Written exercise: Retype the whole listing, please, keeping every line exact and dropping the pictures.

Data excerpts:
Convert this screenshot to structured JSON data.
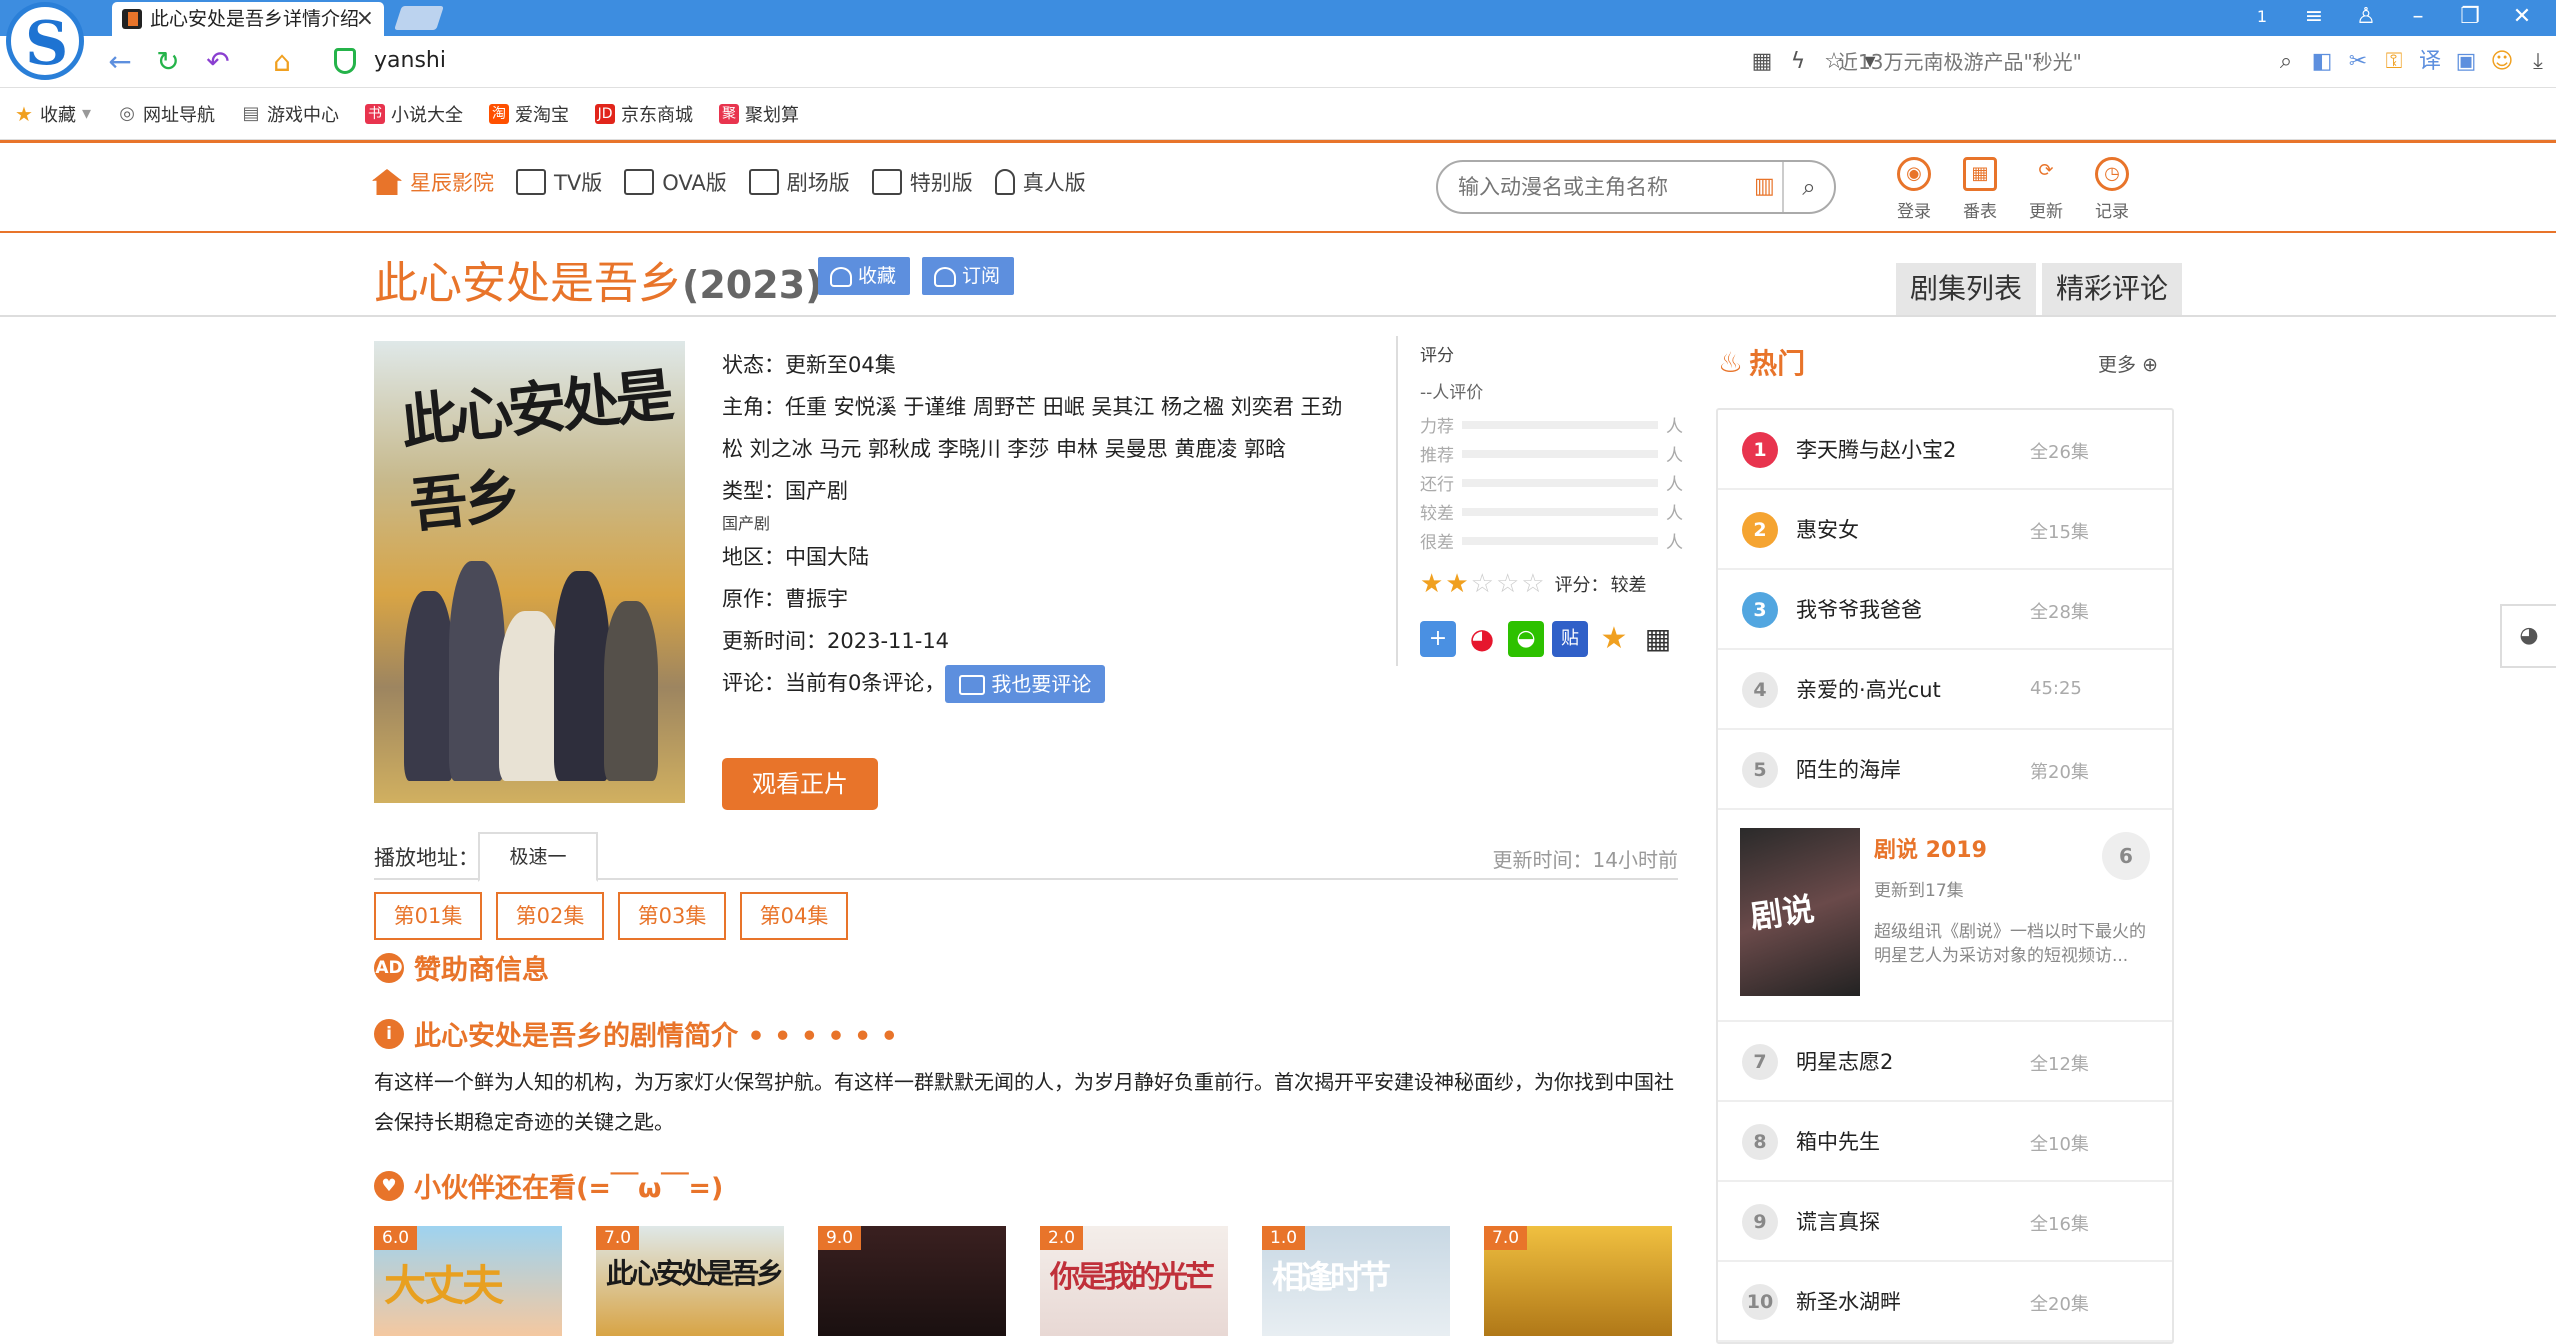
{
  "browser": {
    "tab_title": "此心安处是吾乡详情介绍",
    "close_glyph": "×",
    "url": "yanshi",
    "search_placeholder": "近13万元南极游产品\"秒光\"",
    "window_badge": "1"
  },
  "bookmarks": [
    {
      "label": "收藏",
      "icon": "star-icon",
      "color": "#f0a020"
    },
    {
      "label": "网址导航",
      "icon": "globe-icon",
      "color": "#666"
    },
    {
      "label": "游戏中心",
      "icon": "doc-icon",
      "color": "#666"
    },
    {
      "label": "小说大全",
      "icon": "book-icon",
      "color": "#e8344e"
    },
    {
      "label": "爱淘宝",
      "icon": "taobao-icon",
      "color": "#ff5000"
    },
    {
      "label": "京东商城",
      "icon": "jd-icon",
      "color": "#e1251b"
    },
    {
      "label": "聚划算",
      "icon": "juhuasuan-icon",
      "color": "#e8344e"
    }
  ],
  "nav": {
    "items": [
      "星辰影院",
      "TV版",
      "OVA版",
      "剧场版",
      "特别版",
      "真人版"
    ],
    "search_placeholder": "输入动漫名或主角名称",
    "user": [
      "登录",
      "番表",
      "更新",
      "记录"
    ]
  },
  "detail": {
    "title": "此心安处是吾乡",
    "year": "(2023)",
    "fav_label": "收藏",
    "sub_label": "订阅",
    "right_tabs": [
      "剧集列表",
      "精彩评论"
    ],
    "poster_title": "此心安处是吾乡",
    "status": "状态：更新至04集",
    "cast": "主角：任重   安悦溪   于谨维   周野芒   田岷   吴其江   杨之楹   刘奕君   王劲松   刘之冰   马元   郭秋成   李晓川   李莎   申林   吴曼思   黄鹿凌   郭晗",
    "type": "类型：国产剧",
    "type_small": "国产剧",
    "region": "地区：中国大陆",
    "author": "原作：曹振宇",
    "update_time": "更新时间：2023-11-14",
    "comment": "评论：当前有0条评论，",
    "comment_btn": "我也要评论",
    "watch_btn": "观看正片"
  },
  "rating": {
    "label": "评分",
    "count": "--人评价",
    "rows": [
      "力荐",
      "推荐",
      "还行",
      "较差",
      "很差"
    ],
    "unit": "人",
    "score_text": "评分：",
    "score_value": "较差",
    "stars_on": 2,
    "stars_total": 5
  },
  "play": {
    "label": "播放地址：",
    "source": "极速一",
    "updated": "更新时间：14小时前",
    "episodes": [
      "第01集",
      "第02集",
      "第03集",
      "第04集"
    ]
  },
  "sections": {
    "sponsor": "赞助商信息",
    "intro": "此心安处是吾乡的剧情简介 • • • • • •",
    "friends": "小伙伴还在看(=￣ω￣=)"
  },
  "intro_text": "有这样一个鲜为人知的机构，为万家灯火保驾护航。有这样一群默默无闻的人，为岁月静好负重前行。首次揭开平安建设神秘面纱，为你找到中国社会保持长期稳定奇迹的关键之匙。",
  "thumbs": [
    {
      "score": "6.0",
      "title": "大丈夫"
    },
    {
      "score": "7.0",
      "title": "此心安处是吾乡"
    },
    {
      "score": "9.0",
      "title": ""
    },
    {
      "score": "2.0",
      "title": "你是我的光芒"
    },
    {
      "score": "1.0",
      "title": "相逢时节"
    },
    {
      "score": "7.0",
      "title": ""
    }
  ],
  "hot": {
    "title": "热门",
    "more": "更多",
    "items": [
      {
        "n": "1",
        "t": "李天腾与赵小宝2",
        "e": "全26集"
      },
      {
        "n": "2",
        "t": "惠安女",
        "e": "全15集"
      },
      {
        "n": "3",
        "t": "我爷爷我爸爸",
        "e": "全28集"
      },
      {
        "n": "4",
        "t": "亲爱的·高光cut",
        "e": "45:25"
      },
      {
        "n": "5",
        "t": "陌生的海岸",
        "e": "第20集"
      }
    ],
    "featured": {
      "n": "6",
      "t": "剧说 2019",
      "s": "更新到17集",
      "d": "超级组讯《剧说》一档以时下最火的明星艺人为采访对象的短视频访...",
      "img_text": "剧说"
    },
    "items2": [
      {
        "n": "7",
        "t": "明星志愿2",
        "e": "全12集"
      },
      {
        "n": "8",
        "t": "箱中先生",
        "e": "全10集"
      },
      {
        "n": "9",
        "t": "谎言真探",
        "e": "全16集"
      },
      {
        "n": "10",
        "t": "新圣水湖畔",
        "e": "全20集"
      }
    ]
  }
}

Completed task:
Convert this screenshot to structured JSON data.
{
  "browser": {
    "tab_title": "此心安处是吾乡详情介绍",
    "close_glyph": "×",
    "url": "yanshi",
    "search_placeholder": "近13万元南极游产品\"秒光\"",
    "window_badge": "1"
  },
  "bookmarks": [
    {
      "label": "收藏",
      "icon": "star-icon",
      "color": "#f0a020"
    },
    {
      "label": "网址导航",
      "icon": "globe-icon",
      "color": "#666"
    },
    {
      "label": "游戏中心",
      "icon": "doc-icon",
      "color": "#666"
    },
    {
      "label": "小说大全",
      "icon": "book-icon",
      "color": "#e8344e"
    },
    {
      "label": "爱淘宝",
      "icon": "taobao-icon",
      "color": "#ff5000"
    },
    {
      "label": "京东商城",
      "icon": "jd-icon",
      "color": "#e1251b"
    },
    {
      "label": "聚划算",
      "icon": "juhuasuan-icon",
      "color": "#e8344e"
    }
  ],
  "nav": {
    "items": [
      "星辰影院",
      "TV版",
      "OVA版",
      "剧场版",
      "特别版",
      "真人版"
    ],
    "search_placeholder": "输入动漫名或主角名称",
    "user": [
      "登录",
      "番表",
      "更新",
      "记录"
    ]
  },
  "detail": {
    "title": "此心安处是吾乡",
    "year": "(2023)",
    "fav_label": "收藏",
    "sub_label": "订阅",
    "right_tabs": [
      "剧集列表",
      "精彩评论"
    ],
    "poster_title": "此心安处是吾乡",
    "status": "状态：更新至04集",
    "cast": "主角：任重   安悦溪   于谨维   周野芒   田岷   吴其江   杨之楹   刘奕君   王劲松   刘之冰   马元   郭秋成   李晓川   李莎   申林   吴曼思   黄鹿凌   郭晗",
    "type": "类型：国产剧",
    "type_small": "国产剧",
    "region": "地区：中国大陆",
    "author": "原作：曹振宇",
    "update_time": "更新时间：2023-11-14",
    "comment": "评论：当前有0条评论，",
    "comment_btn": "我也要评论",
    "watch_btn": "观看正片"
  },
  "rating": {
    "label": "评分",
    "count": "--人评价",
    "rows": [
      "力荐",
      "推荐",
      "还行",
      "较差",
      "很差"
    ],
    "unit": "人",
    "score_text": "评分：",
    "score_value": "较差",
    "stars_on": 2,
    "stars_total": 5
  },
  "play": {
    "label": "播放地址：",
    "source": "极速一",
    "updated": "更新时间：14小时前",
    "episodes": [
      "第01集",
      "第02集",
      "第03集",
      "第04集"
    ]
  },
  "sections": {
    "sponsor": "赞助商信息",
    "intro": "此心安处是吾乡的剧情简介 • • • • • •",
    "friends": "小伙伴还在看(=￣ω￣=)"
  },
  "intro_text": "有这样一个鲜为人知的机构，为万家灯火保驾护航。有这样一群默默无闻的人，为岁月静好负重前行。首次揭开平安建设神秘面纱，为你找到中国社会保持长期稳定奇迹的关键之匙。",
  "thumbs": [
    {
      "score": "6.0",
      "title": "大丈夫"
    },
    {
      "score": "7.0",
      "title": "此心安处是吾乡"
    },
    {
      "score": "9.0",
      "title": ""
    },
    {
      "score": "2.0",
      "title": "你是我的光芒"
    },
    {
      "score": "1.0",
      "title": "相逢时节"
    },
    {
      "score": "7.0",
      "title": ""
    }
  ],
  "hot": {
    "title": "热门",
    "more": "更多",
    "items": [
      {
        "n": "1",
        "t": "李天腾与赵小宝2",
        "e": "全26集"
      },
      {
        "n": "2",
        "t": "惠安女",
        "e": "全15集"
      },
      {
        "n": "3",
        "t": "我爷爷我爸爸",
        "e": "全28集"
      },
      {
        "n": "4",
        "t": "亲爱的·高光cut",
        "e": "45:25"
      },
      {
        "n": "5",
        "t": "陌生的海岸",
        "e": "第20集"
      }
    ],
    "featured": {
      "n": "6",
      "t": "剧说 2019",
      "s": "更新到17集",
      "d": "超级组讯《剧说》一档以时下最火的明星艺人为采访对象的短视频访...",
      "img_text": "剧说"
    },
    "items2": [
      {
        "n": "7",
        "t": "明星志愿2",
        "e": "全12集"
      },
      {
        "n": "8",
        "t": "箱中先生",
        "e": "全10集"
      },
      {
        "n": "9",
        "t": "谎言真探",
        "e": "全16集"
      },
      {
        "n": "10",
        "t": "新圣水湖畔",
        "e": "全20集"
      }
    ]
  }
}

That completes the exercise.